• [GIVEN REQUEST]
Copy out every line in which the string "rozdzielcza" occurs.
******
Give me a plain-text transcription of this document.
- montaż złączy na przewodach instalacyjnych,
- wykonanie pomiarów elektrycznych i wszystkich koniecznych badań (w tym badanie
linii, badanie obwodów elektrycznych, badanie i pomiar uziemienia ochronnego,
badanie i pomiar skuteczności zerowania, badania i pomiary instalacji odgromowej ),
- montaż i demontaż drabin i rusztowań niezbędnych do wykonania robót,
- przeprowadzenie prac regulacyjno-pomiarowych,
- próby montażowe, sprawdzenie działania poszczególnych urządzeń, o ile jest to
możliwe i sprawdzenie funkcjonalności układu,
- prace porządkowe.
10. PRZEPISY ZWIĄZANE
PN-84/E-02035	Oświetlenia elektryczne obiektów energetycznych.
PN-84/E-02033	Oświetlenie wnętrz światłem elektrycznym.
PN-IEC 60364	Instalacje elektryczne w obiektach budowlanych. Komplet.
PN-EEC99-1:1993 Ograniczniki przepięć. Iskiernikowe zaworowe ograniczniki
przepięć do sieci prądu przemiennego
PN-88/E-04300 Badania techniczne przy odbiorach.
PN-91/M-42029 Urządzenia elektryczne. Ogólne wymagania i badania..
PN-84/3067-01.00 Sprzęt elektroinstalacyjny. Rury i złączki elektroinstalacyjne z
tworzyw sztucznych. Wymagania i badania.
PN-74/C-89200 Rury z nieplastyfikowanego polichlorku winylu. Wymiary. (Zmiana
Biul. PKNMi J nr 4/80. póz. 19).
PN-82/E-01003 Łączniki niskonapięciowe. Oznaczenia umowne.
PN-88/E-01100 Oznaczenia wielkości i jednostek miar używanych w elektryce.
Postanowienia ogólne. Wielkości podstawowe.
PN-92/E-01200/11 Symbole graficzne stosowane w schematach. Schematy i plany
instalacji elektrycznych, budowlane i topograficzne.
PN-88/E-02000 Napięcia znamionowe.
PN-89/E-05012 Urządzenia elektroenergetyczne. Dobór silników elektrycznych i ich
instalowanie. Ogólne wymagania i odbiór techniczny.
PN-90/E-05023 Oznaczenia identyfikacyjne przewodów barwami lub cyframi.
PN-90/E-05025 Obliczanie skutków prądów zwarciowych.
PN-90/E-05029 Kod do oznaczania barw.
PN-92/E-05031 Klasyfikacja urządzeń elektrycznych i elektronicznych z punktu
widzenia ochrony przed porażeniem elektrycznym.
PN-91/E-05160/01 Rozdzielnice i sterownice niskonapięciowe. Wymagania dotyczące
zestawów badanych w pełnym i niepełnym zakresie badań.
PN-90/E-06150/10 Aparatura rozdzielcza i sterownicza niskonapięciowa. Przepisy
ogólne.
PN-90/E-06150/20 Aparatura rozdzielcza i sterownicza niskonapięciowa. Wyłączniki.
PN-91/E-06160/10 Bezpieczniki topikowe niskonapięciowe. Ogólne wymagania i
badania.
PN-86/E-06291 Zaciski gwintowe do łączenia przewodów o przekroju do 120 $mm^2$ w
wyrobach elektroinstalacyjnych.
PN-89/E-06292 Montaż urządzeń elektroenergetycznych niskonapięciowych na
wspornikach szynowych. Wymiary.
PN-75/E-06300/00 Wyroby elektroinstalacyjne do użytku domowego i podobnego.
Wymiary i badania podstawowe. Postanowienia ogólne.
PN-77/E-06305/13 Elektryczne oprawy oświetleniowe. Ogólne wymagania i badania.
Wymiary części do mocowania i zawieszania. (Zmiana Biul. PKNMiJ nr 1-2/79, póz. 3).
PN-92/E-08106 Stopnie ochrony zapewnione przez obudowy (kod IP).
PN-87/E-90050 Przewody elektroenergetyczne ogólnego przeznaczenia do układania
******
• [RESULT]
PN-90/E-06150/10 Aparatura rozdzielcza i sterownicza niskonapięciowa. Przepisy
PN-90/E-06150/20 Aparatura rozdzielcza i sterownicza niskonapięciowa. Wyłączniki.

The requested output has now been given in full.